>> begin

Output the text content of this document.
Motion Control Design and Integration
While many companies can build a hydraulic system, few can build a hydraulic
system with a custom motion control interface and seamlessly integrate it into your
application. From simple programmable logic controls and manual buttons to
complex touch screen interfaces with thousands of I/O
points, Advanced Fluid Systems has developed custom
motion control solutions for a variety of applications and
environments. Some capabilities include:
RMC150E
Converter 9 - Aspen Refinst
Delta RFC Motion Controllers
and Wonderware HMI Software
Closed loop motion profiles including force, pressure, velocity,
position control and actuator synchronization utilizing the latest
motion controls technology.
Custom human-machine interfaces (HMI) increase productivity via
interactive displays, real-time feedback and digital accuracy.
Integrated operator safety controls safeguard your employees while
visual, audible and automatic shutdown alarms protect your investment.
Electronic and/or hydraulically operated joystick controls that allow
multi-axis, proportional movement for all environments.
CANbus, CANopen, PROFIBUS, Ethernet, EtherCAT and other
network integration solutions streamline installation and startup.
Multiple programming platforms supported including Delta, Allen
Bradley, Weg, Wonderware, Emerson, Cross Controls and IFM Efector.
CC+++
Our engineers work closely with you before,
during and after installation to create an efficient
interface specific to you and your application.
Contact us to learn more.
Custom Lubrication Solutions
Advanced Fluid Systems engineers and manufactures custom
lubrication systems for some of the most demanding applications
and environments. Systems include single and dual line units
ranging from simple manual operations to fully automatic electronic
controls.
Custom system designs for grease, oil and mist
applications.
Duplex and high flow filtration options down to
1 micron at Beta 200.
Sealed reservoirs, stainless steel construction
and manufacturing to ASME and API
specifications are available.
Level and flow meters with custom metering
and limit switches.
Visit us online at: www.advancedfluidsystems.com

>> end

## Set exercise
Please repeat the listing above in full and exactly.

## Complete output
Output the text content of this document.
Motion Control Design and Integration
While many companies can build a hydraulic system, few can build a hydraulic
system with a custom motion control interface and seamlessly integrate it into your
application. From simple programmable logic controls and manual buttons to
complex touch screen interfaces with thousands of I/O
points, Advanced Fluid Systems has developed custom
motion control solutions for a variety of applications and
environments. Some capabilities include:
RMC150E
Converter 9 - Aspen Refinst
Delta RFC Motion Controllers
and Wonderware HMI Software
Closed loop motion profiles including force, pressure, velocity,
position control and actuator synchronization utilizing the latest
motion controls technology.
Custom human-machine interfaces (HMI) increase productivity via
interactive displays, real-time feedback and digital accuracy.
Integrated operator safety controls safeguard your employees while
visual, audible and automatic shutdown alarms protect your investment.
Electronic and/or hydraulically operated joystick controls that allow
multi-axis, proportional movement for all environments.
CANbus, CANopen, PROFIBUS, Ethernet, EtherCAT and other
network integration solutions streamline installation and startup.
Multiple programming platforms supported including Delta, Allen
Bradley, Weg, Wonderware, Emerson, Cross Controls and IFM Efector.
CC+++
Our engineers work closely with you before,
during and after installation to create an efficient
interface specific to you and your application.
Contact us to learn more.
Custom Lubrication Solutions
Advanced Fluid Systems engineers and manufactures custom
lubrication systems for some of the most demanding applications
and environments. Systems include single and dual line units
ranging from simple manual operations to fully automatic electronic
controls.
Custom system designs for grease, oil and mist
applications.
Duplex and high flow filtration options down to
1 micron at Beta 200.
Sealed reservoirs, stainless steel construction
and manufacturing to ASME and API
specifications are available.
Level and flow meters with custom metering
and limit switches.
Visit us online at: www.advancedfluidsystems.com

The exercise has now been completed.